----- Given passage

What is the Lifetime Capital Gains Exemption?
Tax
What is the Lifetime Capital Gains Exemption?
Ali Ladha, CPA, CA / May 14, 2024
In this blog post we will cover what the Lifetime Capital Gains Exemption is. There are very few instances in life where you can get away legally without paying taxes in Canada! The Lifetime Capital Gains Exemption offers such an opportunity to Canadian business owners.
What is the Lifetime Capital Gains Exemption?
The lifetime capital gains exemption allows you (the Canadian business owner) to shelter some of the profit you make from selling your business from tax. What does this mean in plain English?
Let’s take a look at a simple example below to understand how it works in a real-life scenario.
A Real Life Example
Without Lifetime Capital Gains Exemption
Joe has been running his business for 35 years and he is 65 years old today. He would like to sell his business and then ride off into the sunset. Joe has been approached by some interested buyers for his business who have offered him $2 million. Joe initiallystarted his business with an investment of $1,000.
If Joe was decides to accept the $2 million offer for his business, how much taxes would he have to pay to the CRA?
If the lifetime capital gains exemption didn’t exist, Joe would be on the hook to pay taxes on a taxable capital gain of $1,291,058.
With Lifetime Capital Gains Exemption
Incorporating the Lifetime Capital Gains Exemption, under the same scenario, Joe would pay much less tax.

----------
----- Exercise material

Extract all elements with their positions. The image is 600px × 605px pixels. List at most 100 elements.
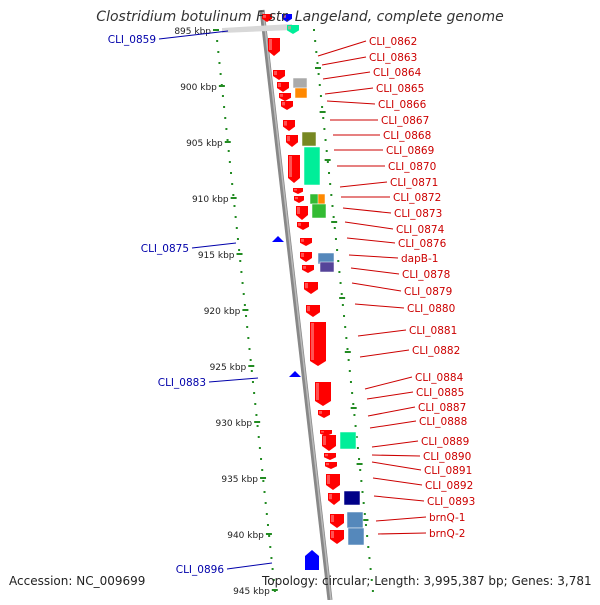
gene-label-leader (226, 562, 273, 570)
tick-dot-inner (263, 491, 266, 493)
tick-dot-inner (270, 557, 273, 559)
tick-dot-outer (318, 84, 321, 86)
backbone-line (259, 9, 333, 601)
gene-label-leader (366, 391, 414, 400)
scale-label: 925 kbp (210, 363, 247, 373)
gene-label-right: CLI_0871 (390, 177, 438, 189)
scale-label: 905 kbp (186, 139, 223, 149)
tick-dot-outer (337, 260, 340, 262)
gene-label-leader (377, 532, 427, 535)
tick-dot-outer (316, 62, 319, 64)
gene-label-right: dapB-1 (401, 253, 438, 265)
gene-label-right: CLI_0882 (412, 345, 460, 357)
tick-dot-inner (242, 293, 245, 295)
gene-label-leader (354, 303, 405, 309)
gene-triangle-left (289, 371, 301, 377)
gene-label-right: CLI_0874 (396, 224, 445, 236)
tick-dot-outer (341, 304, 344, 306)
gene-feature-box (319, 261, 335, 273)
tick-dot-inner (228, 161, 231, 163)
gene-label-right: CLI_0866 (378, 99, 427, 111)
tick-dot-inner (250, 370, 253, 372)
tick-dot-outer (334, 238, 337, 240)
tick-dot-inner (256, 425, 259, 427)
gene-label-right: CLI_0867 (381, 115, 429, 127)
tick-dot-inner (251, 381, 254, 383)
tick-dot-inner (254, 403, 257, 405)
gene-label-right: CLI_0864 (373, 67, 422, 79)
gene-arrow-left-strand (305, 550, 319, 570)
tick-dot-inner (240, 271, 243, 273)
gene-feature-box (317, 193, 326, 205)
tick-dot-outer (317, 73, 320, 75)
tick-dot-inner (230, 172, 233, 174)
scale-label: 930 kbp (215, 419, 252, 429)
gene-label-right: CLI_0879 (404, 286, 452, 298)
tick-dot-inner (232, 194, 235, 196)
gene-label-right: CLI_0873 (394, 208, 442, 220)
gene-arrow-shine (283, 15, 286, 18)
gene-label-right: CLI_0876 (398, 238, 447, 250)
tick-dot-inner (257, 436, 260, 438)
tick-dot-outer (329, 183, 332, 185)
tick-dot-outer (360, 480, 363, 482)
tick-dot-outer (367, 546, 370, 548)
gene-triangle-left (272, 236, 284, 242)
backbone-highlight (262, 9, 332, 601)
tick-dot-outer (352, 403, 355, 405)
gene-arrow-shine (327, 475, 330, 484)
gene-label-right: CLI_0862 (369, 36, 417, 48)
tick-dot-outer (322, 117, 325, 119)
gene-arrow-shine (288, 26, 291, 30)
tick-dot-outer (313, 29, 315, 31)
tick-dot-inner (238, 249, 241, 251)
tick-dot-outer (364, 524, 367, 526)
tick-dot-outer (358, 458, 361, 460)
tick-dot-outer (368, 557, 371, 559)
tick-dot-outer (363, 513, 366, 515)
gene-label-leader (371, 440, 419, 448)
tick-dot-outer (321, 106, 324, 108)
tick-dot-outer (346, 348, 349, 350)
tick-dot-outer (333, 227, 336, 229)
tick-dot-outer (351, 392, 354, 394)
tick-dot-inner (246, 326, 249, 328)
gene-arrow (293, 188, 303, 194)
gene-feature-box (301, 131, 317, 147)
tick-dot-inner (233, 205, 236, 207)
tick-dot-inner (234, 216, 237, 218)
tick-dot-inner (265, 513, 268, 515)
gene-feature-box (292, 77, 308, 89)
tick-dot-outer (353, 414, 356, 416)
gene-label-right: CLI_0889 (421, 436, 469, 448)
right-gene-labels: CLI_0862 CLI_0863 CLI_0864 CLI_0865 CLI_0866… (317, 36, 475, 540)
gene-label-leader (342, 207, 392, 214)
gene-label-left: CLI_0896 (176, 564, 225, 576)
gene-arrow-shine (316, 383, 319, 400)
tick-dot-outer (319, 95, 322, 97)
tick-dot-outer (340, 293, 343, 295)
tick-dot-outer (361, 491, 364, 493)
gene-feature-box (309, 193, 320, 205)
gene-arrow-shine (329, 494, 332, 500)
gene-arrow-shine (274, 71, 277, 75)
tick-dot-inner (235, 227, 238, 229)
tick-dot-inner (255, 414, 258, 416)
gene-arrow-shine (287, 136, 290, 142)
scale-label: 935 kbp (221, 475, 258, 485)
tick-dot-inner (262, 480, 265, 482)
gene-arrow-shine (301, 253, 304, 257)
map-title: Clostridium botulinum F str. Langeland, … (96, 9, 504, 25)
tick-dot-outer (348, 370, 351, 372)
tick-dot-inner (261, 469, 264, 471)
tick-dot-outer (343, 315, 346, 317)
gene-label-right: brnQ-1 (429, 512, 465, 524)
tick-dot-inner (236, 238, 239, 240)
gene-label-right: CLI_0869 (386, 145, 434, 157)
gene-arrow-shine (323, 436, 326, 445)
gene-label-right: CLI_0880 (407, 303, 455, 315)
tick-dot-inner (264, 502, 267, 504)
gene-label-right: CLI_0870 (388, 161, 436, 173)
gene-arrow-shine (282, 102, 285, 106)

----------

• [Written exercise 1]
Quote the records from the line containing "gene-label-leader (226, 562, 273, 570)" up to and including the line containing "tick-dot-inner (254, 403, 257, 405)".
• [Written exercise 2]
Extend the text on the Lifetime Capital Gains Exemption, picking up after its last sentence.
The records have no connection to the text.

• [Written reply 1]
gene-label-leader (226, 562, 273, 570)
tick-dot-inner (263, 491, 266, 493)
tick-dot-inner (270, 557, 273, 559)
tick-dot-outer (318, 84, 321, 86)
backbone-line (259, 9, 333, 601)
gene-label-leader (366, 391, 414, 400)
scale-label: 925 kbp (210, 363, 247, 373)
gene-label-right: CLI_0871 (390, 177, 438, 189)
scale-label: 905 kbp (186, 139, 223, 149)
tick-dot-outer (337, 260, 340, 262)
gene-label-leader (377, 532, 427, 535)
tick-dot-outer (316, 62, 319, 64)
gene-label-right: dapB-1 (401, 253, 438, 265)
gene-label-right: CLI_0882 (412, 345, 460, 357)
tick-dot-inner (242, 293, 245, 295)
gene-label-leader (354, 303, 405, 309)
gene-triangle-left (289, 371, 301, 377)
gene-label-right: CLI_0874 (396, 224, 445, 236)
tick-dot-outer (341, 304, 344, 306)
gene-feature-box (319, 261, 335, 273)
tick-dot-inner (228, 161, 231, 163)
gene-label-right: CLI_0866 (378, 99, 427, 111)
tick-dot-inner (250, 370, 253, 372)
tick-dot-outer (334, 238, 337, 240)
tick-dot-inner (256, 425, 259, 427)
gene-label-right: CLI_0867 (381, 115, 429, 127)
tick-dot-inner (251, 381, 254, 383)
tick-dot-inner (254, 403, 257, 405)

• [Written reply 2]
This is because at the time of writing this post, the government has introduced legislation as of June 2024 that allows Canadian business owners to shelter up to $1,250,000 of the gain tax free and a 1/3 inclusion rate from $1,250,001 to $2,000,000. Using the same example above, this means that Joe’s gain of $1,999,000 will be sheltered by the exemption of $1,250,000 and any amounts above that up to $2,000,000 will have a 1/3 inclusion on which taxes will be paid.
The difference is significant
If you’ve been paying attention so far, you can see that the consequences of this can’t be ignored. Without the Lifetime Capital Gains Exemption, Joe would be paying tax on a gain of $1,291,058 and with the Lifetime Capital Gains Exemption, Joe would be paying tax on a gain of $249,667. Using the Lifetime Capital Gains Exemption would leave Joe with much more cash after tax because he will be paying taxes on a much smaller gain.
Who is eligible for the Lifetime Capital Gains Exemption?
In order to access the Lifetime Capital Gains Exemption, the shares you own in your company need to be Qualified Small Business Corporation (SBC) shares. An important note here: one question we get often from entrepreneurs is whether or not the Lifetime Capital Gains Exemption is available to corporations. It’s not. The Lifetime Capital Gains Exemption is available to individuals, not corporations. What are Qualified Small Business Corporation (QSBC) shares? Let’s park how these shares become “Qualified” and discuss what SBC shares are.
Small Business Corporation (SBC) shares
Small Business Corporation shares are shares owned in a:
- Canadian Controlled Private Corporation; and
- A company that is using or substantially all (i.e. at least 90%), of the fair market value of the corporation’s assets in an active business primarily in Canada.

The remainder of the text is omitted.